▸ EXERCISE TASK:
Check each line of the data for "color" and select those that have it.

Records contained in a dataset
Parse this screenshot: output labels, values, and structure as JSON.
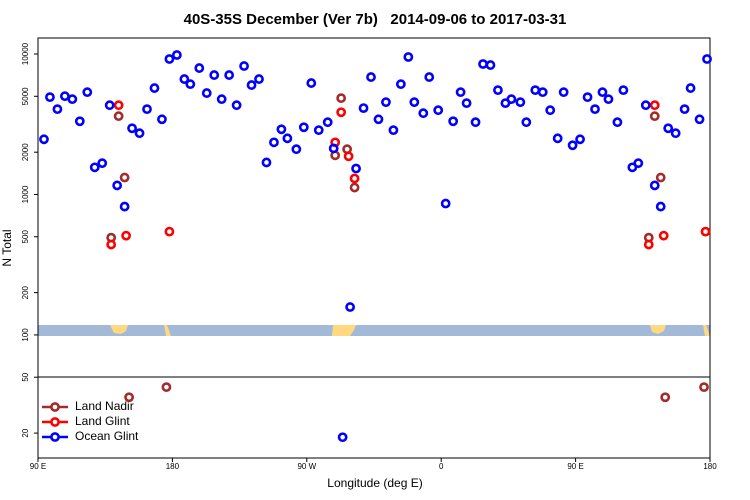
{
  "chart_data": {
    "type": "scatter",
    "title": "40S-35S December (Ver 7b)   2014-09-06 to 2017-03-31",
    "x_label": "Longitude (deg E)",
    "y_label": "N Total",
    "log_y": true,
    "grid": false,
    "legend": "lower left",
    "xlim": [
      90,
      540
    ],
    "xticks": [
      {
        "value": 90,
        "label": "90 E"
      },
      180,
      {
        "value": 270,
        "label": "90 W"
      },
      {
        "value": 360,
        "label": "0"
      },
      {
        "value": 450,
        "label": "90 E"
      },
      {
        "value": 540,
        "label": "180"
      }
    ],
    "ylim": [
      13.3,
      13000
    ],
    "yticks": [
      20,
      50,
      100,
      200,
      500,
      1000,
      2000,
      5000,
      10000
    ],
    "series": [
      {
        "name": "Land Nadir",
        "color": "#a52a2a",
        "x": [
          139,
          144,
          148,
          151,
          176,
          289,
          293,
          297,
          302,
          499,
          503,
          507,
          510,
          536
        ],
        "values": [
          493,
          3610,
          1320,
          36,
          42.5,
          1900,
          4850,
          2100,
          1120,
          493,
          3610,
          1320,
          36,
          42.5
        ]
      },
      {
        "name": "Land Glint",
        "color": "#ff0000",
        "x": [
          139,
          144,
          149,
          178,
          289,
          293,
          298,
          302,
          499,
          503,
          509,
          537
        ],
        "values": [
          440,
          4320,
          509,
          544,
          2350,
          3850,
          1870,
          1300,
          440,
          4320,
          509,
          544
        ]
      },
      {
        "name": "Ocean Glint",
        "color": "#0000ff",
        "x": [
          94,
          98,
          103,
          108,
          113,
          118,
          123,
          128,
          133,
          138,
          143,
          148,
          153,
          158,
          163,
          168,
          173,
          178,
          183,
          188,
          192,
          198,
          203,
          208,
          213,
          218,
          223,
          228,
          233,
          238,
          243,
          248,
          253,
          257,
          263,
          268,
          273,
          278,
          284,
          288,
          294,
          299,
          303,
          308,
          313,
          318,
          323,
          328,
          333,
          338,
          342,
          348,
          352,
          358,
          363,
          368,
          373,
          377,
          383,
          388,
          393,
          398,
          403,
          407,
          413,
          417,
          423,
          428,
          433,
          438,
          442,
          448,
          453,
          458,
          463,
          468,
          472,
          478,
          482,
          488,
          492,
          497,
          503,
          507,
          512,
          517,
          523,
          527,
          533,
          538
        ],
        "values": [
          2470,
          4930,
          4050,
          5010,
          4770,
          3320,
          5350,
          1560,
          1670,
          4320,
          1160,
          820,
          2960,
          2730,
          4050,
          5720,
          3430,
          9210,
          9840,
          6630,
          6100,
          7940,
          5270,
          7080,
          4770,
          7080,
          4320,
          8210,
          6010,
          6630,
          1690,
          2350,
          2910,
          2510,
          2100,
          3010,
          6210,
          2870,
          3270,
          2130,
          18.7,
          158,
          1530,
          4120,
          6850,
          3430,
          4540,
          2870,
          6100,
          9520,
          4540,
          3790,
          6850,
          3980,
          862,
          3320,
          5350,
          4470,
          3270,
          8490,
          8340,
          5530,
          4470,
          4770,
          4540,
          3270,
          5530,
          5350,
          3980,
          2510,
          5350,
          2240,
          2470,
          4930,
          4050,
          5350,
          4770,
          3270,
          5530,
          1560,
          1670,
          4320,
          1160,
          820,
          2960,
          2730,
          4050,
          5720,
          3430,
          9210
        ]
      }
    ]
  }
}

▸ WRITTEN ANSWER:
        "color": "#a52a2a",
        "color": "#ff0000",
        "color": "#0000ff",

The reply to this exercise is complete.